> **TASK PROMPT**: Work out how many lines have "escrevemos" in them. Give only that number.

> **EXCERPTED RECORDS**:

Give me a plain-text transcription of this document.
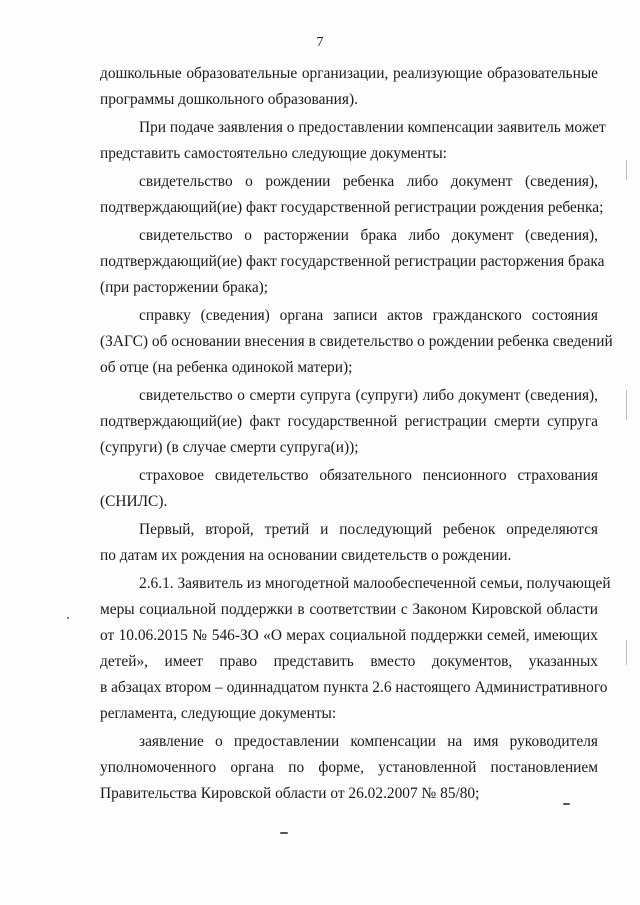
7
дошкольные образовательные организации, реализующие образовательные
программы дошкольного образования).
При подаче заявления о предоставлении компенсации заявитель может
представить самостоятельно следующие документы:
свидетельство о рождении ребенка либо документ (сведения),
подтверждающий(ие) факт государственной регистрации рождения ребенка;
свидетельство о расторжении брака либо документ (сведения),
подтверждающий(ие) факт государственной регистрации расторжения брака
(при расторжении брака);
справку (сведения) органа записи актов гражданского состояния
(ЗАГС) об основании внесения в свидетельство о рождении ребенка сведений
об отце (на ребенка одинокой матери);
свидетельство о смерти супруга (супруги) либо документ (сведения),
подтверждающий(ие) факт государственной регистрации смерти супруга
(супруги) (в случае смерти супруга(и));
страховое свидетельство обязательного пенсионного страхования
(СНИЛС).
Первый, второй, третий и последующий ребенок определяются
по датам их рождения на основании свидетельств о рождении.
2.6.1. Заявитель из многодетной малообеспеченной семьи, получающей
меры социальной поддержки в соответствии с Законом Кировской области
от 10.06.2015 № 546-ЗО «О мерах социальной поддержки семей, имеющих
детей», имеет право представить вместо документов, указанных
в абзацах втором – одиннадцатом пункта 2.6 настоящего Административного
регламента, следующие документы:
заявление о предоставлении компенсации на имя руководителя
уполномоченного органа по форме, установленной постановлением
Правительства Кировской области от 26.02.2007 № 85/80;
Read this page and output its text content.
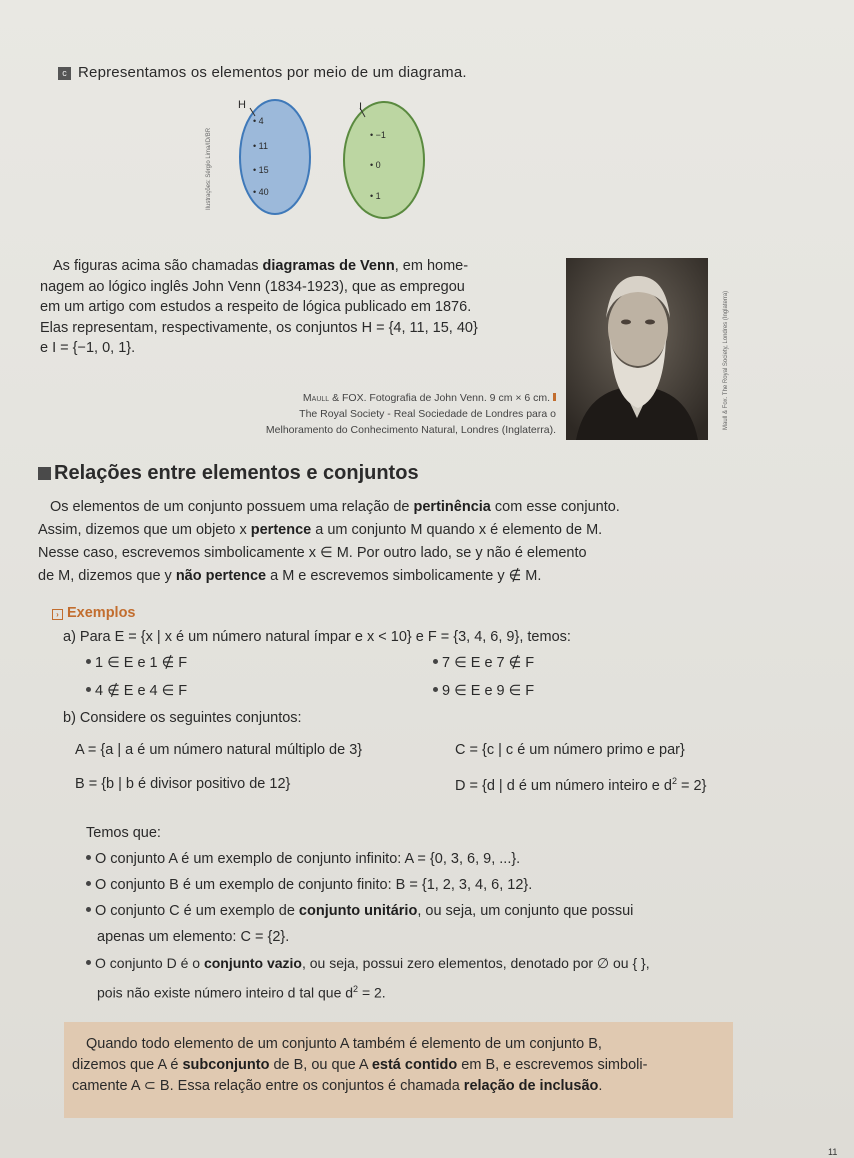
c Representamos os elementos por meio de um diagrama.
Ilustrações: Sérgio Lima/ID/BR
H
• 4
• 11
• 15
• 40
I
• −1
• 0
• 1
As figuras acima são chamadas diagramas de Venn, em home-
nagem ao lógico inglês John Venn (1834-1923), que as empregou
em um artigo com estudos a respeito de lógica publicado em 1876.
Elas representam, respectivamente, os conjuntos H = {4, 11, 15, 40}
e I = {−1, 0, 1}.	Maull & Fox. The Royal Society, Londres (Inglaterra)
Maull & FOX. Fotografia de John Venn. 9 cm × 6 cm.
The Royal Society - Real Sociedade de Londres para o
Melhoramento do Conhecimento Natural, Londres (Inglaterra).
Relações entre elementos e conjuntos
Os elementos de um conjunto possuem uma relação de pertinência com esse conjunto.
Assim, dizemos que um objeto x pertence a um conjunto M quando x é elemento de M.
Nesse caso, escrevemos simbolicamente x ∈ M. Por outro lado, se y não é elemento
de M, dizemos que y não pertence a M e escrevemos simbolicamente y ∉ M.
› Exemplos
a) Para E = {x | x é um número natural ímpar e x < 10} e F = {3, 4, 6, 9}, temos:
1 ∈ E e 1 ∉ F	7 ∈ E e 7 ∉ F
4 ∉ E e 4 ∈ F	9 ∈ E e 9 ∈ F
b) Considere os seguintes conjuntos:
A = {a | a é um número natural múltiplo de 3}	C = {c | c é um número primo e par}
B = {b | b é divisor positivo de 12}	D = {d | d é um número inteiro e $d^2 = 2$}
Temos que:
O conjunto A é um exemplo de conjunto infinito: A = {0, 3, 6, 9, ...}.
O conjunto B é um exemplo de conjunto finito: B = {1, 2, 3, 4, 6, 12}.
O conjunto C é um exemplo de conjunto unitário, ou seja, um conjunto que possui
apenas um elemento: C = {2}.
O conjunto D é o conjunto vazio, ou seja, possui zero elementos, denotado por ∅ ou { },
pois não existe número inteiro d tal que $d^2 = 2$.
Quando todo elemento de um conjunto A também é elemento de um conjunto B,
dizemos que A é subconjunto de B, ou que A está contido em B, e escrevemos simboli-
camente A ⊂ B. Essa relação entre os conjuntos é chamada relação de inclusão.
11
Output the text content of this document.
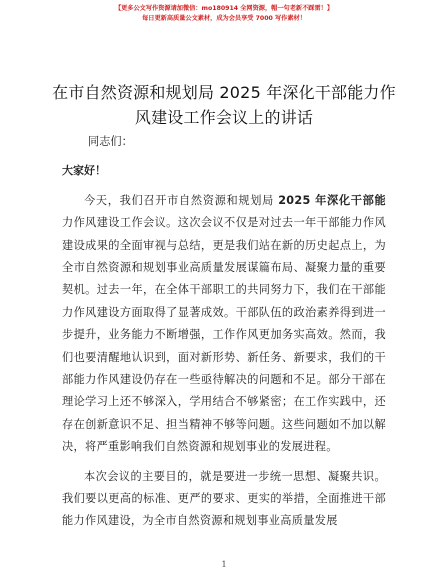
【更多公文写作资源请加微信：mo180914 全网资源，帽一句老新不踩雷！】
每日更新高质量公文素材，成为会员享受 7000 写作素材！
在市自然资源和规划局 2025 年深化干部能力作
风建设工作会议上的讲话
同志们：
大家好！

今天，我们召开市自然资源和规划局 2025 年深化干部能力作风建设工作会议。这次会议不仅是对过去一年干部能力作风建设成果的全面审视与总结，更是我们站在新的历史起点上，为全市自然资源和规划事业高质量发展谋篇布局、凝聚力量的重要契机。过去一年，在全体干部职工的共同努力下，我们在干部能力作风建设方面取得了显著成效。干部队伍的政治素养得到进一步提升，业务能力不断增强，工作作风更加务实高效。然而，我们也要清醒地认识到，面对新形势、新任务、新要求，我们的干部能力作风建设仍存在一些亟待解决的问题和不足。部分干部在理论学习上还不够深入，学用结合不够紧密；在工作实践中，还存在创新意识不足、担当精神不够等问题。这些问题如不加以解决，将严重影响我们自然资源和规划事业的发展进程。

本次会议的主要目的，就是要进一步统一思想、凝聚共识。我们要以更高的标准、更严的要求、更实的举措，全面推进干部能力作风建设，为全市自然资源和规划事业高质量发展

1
* * *
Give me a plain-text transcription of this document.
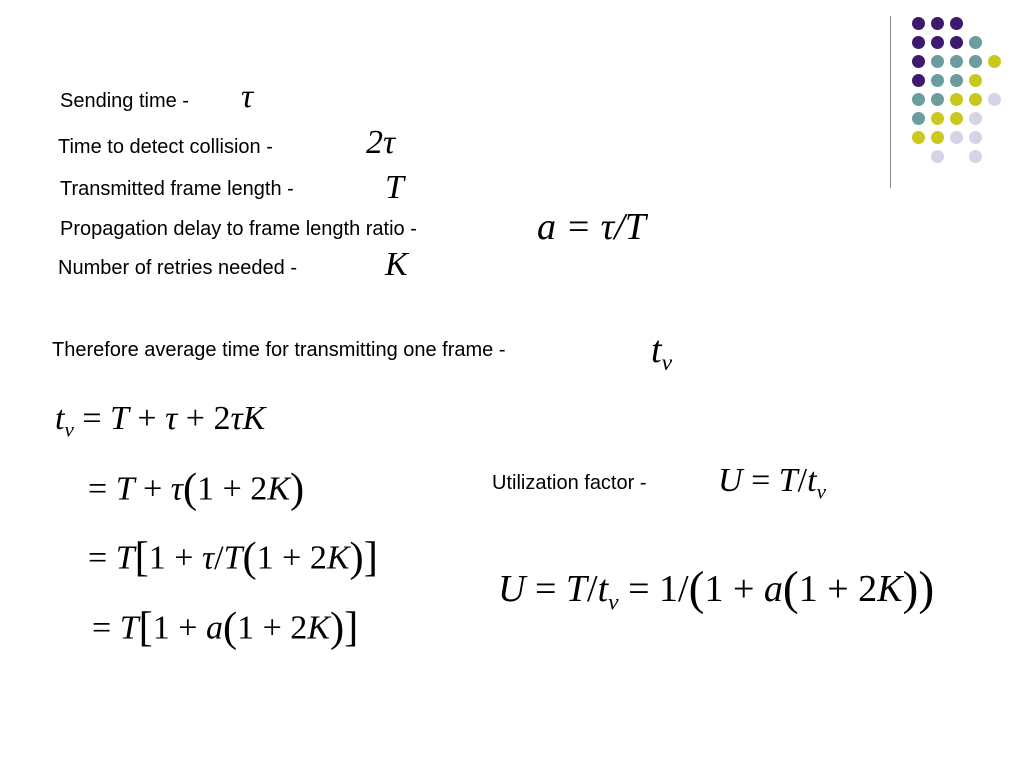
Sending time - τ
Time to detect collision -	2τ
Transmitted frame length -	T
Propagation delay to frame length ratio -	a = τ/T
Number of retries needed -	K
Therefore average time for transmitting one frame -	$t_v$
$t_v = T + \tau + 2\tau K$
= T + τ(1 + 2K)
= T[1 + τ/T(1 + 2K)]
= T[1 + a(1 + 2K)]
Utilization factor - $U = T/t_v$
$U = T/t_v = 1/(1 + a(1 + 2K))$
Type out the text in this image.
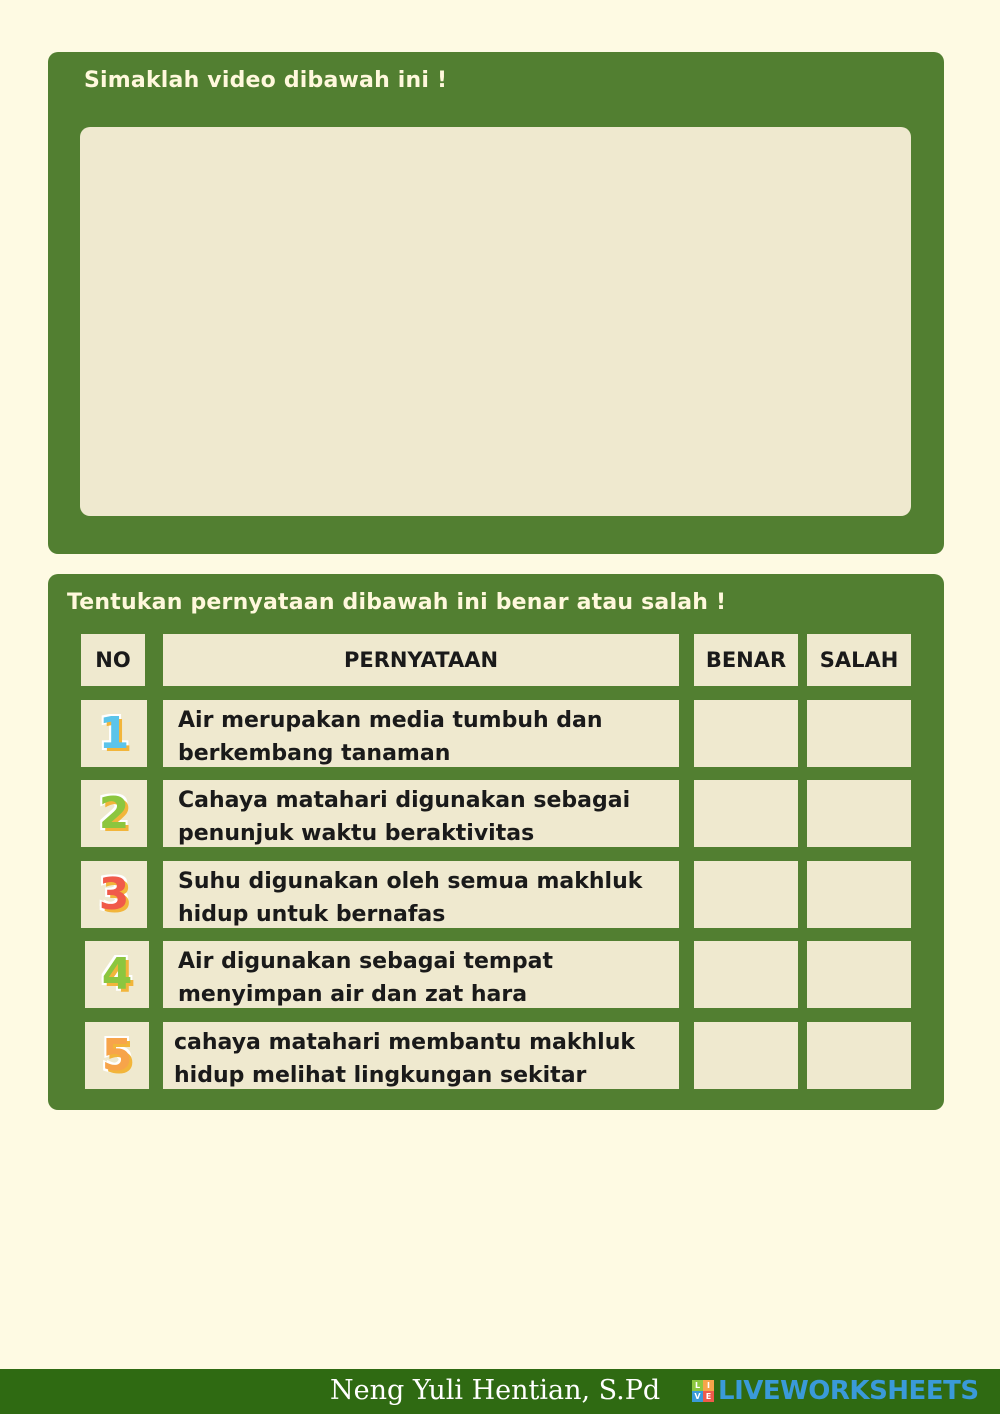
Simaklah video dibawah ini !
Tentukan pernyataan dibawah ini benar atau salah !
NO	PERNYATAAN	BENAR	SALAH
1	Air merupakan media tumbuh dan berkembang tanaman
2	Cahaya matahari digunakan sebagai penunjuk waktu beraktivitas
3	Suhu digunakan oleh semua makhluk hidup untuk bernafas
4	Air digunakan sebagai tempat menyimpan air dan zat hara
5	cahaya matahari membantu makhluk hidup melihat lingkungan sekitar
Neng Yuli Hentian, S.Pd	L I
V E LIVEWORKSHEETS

> **CORRECT RESULT**: 3